◆ Given instruction
Give back only the lines from the one that contains "Convert this chart" through the one that contains "Extract all the data from this chart as JSON.", word for word and without images.

::::::::::

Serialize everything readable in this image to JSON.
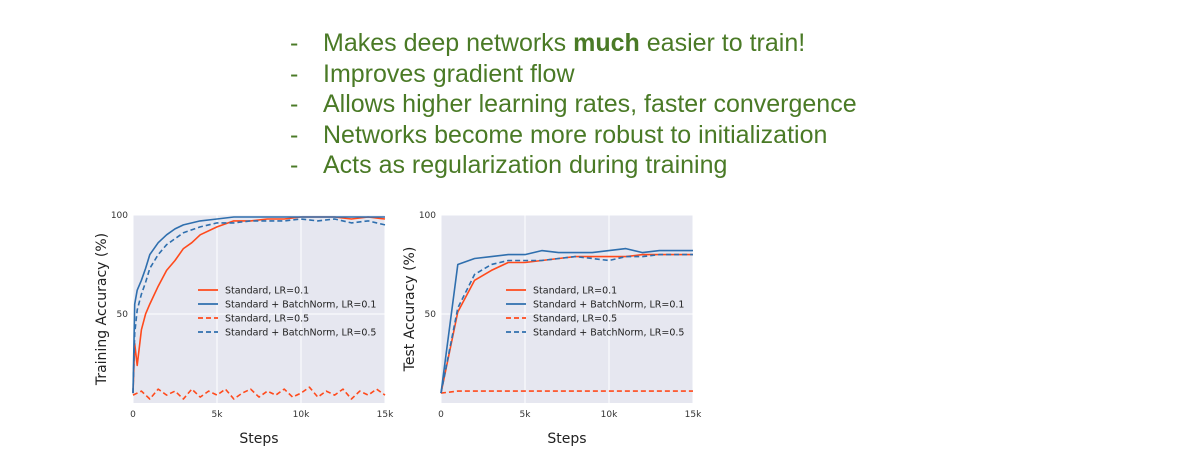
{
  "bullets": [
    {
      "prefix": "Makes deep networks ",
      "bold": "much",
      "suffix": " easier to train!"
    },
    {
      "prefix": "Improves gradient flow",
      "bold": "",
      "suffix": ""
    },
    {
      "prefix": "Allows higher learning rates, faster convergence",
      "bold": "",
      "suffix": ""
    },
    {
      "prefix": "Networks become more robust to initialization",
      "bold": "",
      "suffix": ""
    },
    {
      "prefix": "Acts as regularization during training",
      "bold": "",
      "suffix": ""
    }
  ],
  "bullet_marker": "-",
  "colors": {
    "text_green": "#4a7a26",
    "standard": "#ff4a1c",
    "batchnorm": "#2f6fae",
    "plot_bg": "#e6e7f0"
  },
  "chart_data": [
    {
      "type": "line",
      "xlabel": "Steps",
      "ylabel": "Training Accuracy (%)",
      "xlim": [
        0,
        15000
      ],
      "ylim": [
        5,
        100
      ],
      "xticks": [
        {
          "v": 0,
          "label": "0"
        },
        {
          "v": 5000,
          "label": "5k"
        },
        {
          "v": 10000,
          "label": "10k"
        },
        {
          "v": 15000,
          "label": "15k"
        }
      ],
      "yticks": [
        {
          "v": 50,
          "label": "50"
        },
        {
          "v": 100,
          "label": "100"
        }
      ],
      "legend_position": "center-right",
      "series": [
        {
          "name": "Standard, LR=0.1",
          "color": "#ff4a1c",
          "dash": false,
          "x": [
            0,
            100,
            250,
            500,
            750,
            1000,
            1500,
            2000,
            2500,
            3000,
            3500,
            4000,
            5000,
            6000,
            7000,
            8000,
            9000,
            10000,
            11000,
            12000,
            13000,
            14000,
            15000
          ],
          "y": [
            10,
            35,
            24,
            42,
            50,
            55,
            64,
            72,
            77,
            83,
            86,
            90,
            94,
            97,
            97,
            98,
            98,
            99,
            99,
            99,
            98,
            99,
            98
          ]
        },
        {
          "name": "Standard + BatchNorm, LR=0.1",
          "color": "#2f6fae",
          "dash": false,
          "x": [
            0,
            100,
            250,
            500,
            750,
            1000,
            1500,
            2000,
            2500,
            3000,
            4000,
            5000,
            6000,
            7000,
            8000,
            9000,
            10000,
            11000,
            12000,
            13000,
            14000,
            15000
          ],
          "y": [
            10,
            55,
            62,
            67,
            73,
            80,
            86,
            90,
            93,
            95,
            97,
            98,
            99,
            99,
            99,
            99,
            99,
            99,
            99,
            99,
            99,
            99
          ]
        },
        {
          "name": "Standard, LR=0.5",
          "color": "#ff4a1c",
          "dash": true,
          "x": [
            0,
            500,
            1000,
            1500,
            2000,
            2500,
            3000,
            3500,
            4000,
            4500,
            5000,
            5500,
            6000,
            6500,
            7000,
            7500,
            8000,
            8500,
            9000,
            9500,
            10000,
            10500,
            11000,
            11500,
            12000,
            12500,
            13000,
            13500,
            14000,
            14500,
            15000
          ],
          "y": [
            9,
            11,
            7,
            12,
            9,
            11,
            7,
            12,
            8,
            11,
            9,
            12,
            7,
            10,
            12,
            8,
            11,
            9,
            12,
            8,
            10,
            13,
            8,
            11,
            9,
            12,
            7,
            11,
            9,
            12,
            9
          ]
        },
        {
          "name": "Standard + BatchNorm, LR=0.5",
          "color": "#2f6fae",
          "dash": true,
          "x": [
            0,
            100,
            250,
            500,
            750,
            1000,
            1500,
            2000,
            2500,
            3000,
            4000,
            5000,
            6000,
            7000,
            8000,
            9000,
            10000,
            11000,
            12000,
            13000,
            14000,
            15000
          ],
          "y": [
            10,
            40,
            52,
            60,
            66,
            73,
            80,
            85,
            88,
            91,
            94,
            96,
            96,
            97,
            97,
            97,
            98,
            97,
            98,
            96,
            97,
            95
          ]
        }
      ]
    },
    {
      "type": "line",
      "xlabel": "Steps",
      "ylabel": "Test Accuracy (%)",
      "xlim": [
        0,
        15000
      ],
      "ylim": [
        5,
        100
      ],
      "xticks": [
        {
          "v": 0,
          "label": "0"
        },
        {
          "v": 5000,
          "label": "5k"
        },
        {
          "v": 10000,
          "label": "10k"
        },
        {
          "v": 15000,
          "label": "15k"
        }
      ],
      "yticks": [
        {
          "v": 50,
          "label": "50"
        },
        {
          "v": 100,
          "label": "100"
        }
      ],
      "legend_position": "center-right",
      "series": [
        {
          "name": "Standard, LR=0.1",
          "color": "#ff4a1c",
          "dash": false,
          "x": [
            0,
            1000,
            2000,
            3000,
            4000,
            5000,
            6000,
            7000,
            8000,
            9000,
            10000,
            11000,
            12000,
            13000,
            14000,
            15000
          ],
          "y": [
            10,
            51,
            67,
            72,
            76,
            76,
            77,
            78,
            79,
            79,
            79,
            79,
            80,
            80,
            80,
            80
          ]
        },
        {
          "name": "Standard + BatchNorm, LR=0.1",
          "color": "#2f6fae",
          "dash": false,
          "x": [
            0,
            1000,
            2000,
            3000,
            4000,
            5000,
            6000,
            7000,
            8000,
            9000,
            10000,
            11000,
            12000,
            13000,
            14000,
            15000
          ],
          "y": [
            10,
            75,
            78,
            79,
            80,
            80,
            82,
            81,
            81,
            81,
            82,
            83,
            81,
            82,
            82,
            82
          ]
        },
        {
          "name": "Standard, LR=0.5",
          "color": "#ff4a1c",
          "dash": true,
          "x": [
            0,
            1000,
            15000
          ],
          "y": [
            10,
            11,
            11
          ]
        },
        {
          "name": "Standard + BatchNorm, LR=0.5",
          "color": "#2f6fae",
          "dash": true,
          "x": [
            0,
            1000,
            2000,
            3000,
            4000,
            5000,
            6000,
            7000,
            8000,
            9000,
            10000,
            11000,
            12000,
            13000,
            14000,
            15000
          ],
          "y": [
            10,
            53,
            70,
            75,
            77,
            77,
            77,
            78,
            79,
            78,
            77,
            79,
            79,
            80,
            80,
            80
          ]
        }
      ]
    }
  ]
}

::::::::::

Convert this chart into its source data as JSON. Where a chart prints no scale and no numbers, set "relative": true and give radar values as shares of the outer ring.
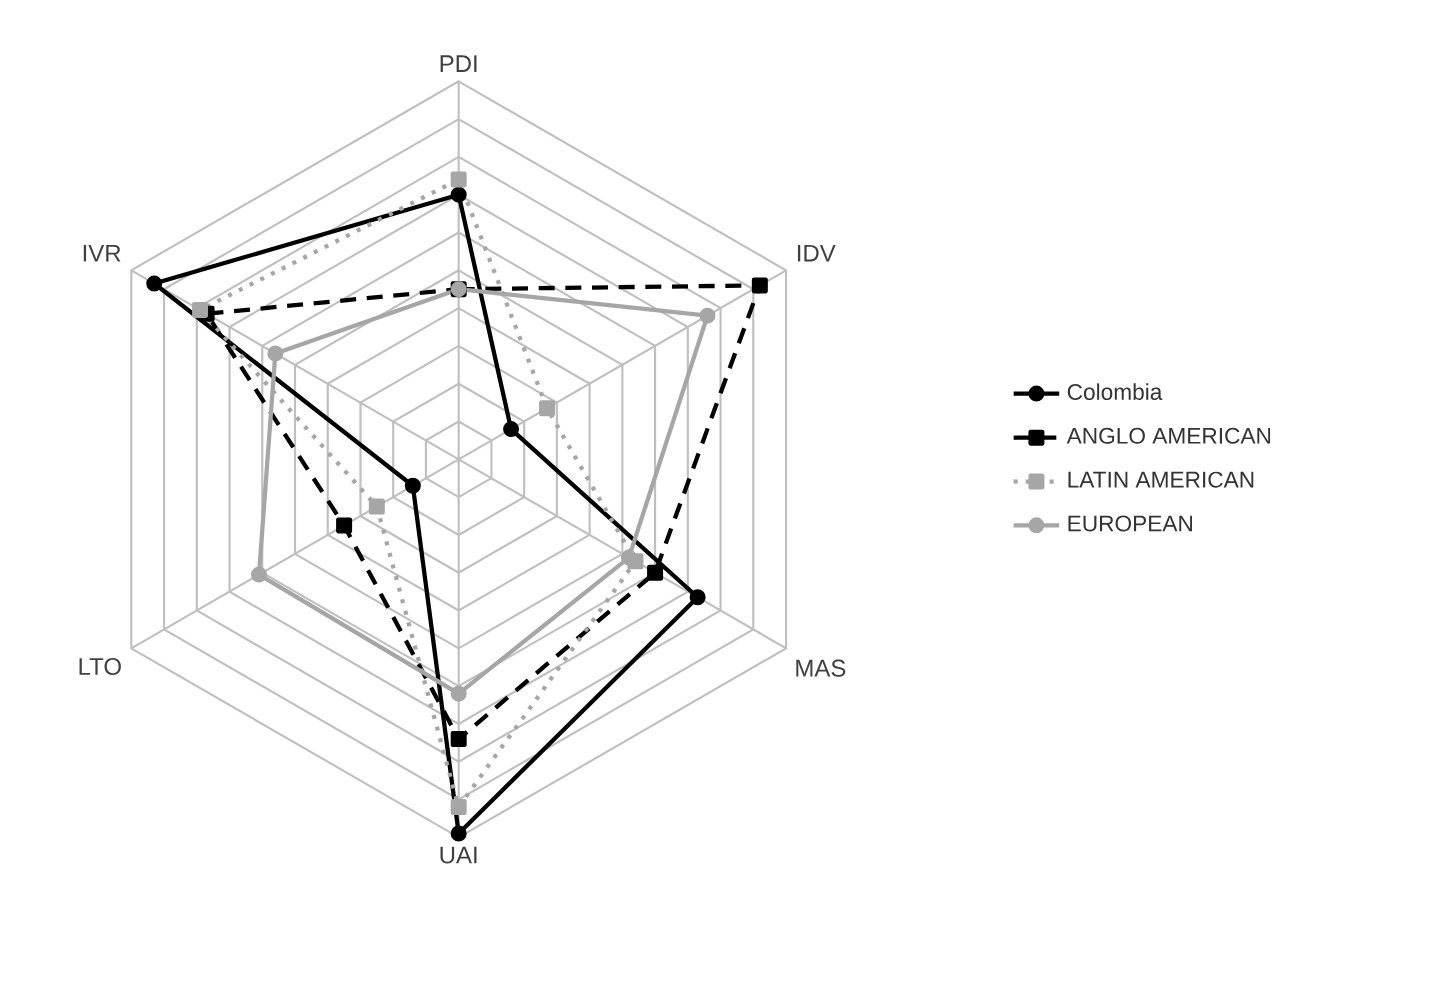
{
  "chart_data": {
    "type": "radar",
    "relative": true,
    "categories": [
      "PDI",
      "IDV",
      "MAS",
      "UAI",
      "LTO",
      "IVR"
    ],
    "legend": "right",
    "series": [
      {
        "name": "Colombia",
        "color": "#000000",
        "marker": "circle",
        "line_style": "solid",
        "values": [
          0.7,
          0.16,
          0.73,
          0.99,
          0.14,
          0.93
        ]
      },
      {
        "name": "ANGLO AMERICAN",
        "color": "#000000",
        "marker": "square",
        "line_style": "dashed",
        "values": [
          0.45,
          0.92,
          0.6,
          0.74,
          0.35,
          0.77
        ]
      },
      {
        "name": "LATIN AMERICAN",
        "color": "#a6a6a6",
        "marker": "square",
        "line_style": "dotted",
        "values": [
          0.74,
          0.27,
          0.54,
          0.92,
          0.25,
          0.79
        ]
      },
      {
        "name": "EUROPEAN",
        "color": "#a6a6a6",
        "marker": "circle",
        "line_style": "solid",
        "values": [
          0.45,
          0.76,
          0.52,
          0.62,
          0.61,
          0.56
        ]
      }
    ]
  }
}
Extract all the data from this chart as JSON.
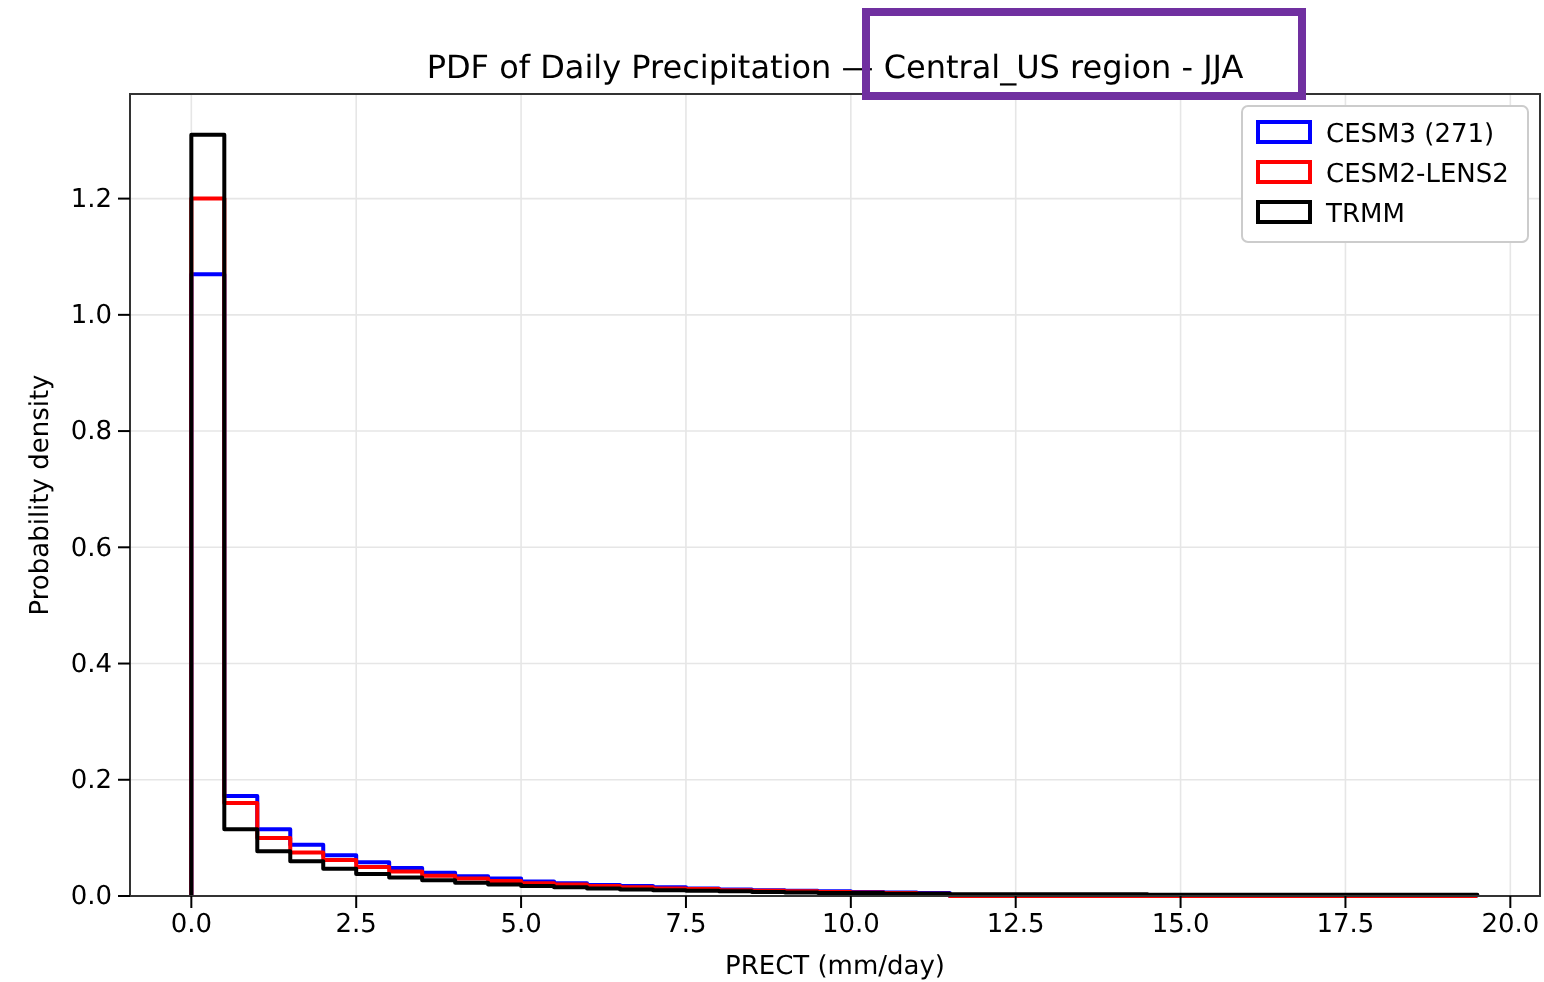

::::::::::

◆ Exercise output
Convert this chart into its source data as JSON. Where a chart prints no scale and no numbers, set "relative": true and give radar values as shares of the outer ring.
{
  "chart_data": {
    "type": "radar",
    "relative": true,
    "categories": [
      "PDI",
      "IDV",
      "MAS",
      "UAI",
      "LTO",
      "IVR"
    ],
    "legend": "right",
    "series": [
      {
        "name": "Colombia",
        "color": "#000000",
        "marker": "circle",
        "line_style": "solid",
        "values": [
          0.7,
          0.16,
          0.73,
          0.99,
          0.14,
          0.93
        ]
      },
      {
        "name": "ANGLO AMERICAN",
        "color": "#000000",
        "marker": "square",
        "line_style": "dashed",
        "values": [
          0.45,
          0.92,
          0.6,
          0.74,
          0.35,
          0.77
        ]
      },
      {
        "name": "LATIN AMERICAN",
        "color": "#a6a6a6",
        "marker": "square",
        "line_style": "dotted",
        "values": [
          0.74,
          0.27,
          0.54,
          0.92,
          0.25,
          0.79
        ]
      },
      {
        "name": "EUROPEAN",
        "color": "#a6a6a6",
        "marker": "circle",
        "line_style": "solid",
        "values": [
          0.45,
          0.76,
          0.52,
          0.62,
          0.61,
          0.56
        ]
      }
    ]
  }
}
Extract all the data from this chart as JSON.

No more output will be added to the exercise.